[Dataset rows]
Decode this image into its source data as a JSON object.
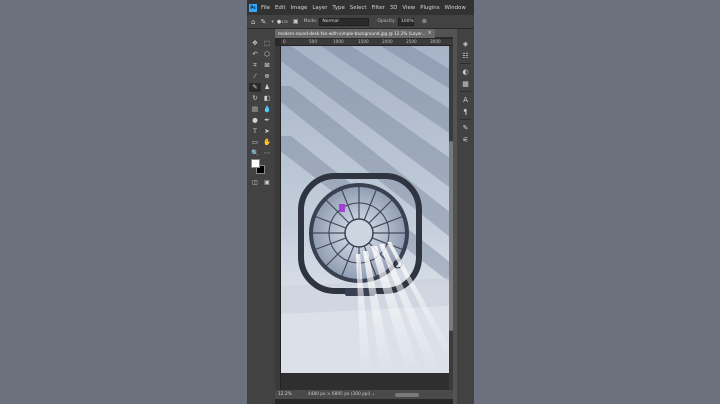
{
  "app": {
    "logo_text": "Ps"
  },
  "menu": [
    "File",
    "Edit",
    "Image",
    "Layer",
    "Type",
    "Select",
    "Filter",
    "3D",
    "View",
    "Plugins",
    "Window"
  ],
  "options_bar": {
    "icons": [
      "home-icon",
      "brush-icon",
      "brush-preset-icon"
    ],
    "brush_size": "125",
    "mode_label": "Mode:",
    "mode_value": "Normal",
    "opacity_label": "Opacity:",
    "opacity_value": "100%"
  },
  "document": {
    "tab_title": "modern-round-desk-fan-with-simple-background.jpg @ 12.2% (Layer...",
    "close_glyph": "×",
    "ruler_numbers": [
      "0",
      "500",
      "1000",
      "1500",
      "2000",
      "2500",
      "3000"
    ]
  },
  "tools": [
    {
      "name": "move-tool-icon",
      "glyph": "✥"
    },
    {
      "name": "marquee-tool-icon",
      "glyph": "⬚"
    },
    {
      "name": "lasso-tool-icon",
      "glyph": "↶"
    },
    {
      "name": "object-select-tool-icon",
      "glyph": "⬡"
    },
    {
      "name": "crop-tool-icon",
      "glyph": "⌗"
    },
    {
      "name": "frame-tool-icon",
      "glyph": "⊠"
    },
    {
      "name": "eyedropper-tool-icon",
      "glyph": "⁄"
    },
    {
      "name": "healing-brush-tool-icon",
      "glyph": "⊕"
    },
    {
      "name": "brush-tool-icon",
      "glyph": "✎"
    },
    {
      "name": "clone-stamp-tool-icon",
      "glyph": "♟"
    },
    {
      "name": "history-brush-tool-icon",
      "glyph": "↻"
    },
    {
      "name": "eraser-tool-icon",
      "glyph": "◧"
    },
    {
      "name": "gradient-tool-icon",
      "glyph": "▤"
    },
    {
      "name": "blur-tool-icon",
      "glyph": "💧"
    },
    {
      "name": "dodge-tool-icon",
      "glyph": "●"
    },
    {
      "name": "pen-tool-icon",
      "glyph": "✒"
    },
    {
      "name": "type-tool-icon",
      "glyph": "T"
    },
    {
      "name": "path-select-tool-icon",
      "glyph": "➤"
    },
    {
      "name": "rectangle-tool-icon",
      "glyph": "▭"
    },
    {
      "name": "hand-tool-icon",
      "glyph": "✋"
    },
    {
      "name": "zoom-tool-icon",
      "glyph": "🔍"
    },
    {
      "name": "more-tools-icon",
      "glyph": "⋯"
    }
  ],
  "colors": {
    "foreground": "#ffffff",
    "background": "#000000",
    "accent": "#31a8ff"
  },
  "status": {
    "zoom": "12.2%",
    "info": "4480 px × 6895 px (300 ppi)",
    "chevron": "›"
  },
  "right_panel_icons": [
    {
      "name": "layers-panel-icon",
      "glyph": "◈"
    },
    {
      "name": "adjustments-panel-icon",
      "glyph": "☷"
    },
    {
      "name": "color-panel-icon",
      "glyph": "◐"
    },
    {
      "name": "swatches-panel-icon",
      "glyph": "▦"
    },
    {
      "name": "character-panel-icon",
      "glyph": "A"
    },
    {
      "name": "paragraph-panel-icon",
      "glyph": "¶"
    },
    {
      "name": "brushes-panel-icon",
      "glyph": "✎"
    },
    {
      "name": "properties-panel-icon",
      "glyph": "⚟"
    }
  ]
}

==

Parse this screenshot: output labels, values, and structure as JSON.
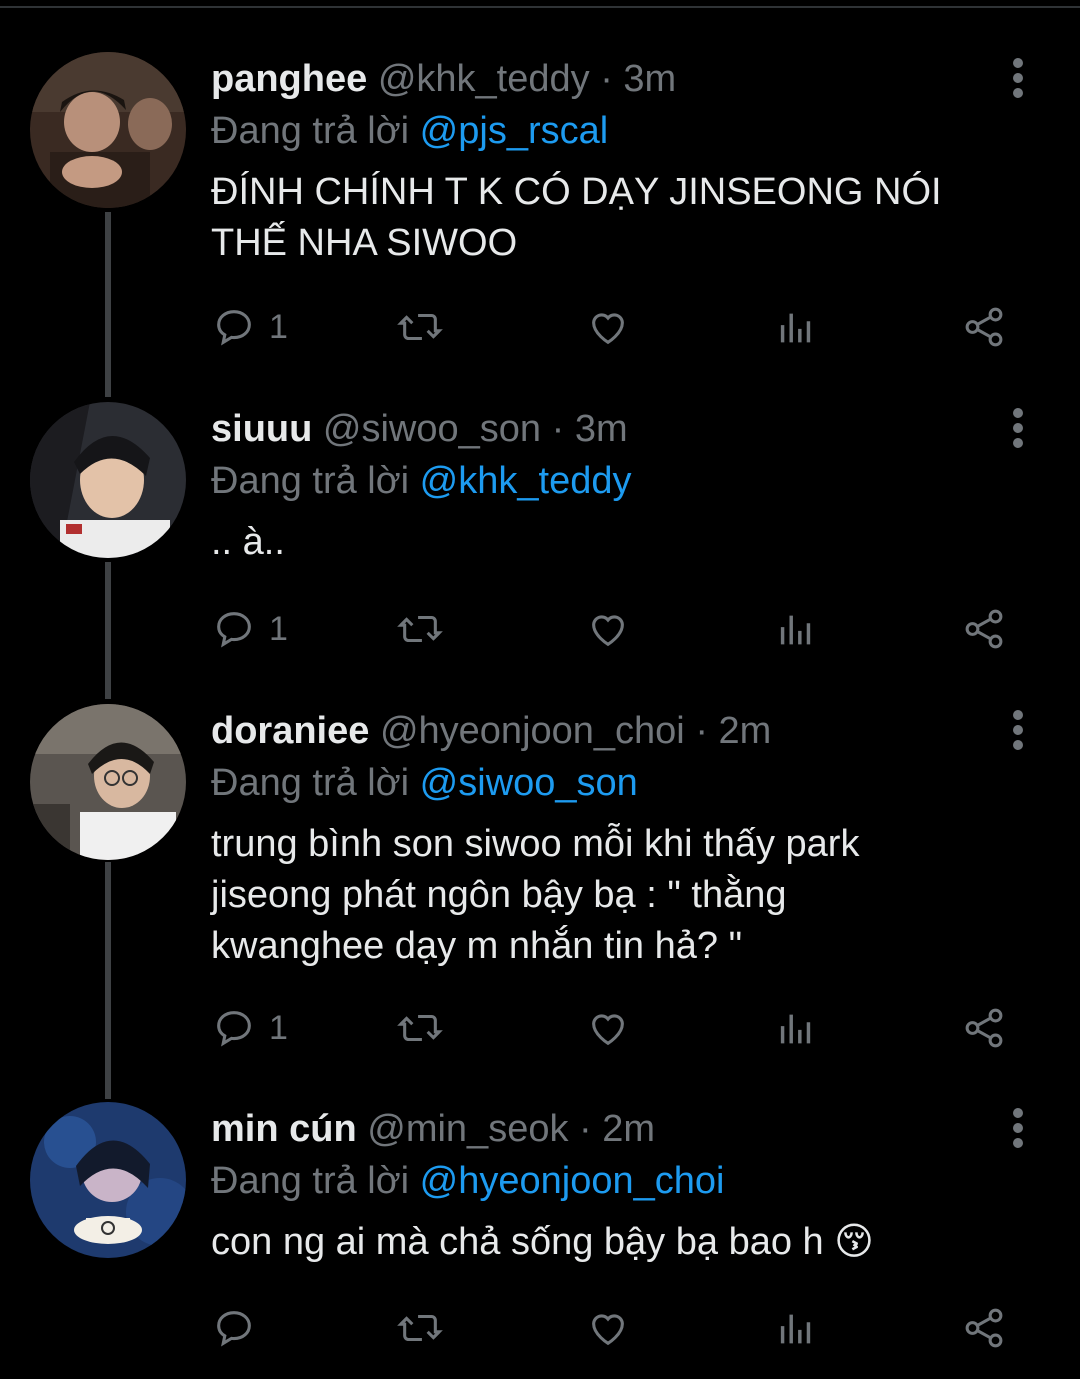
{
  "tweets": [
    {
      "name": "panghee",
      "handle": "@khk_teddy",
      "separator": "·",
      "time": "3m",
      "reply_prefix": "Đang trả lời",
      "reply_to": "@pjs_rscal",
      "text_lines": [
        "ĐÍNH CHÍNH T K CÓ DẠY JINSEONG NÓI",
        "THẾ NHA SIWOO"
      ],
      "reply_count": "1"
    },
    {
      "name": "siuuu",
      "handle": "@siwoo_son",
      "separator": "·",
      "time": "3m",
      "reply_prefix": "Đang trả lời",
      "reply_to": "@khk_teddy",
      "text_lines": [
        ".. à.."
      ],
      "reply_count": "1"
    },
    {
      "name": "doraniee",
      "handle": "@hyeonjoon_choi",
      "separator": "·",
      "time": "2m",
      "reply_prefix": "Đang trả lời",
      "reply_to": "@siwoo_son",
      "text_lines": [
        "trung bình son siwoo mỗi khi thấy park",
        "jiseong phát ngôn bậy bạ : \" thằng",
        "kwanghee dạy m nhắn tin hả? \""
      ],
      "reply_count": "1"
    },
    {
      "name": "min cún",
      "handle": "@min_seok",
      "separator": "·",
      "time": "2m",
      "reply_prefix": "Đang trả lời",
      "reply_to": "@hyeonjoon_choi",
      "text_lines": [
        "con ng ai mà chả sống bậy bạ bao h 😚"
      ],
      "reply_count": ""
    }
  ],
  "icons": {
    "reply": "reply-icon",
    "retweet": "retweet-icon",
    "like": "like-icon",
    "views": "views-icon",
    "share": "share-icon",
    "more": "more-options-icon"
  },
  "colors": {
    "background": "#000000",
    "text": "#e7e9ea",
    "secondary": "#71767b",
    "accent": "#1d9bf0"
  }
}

-- SET EXERCISE --
Copy every line of the listing that includes the string "handle".

-- IN RESPONSE --
      "handle": "@khk_teddy",
      "handle": "@siwoo_son",
      "handle": "@hyeonjoon_choi",
      "handle": "@min_seok",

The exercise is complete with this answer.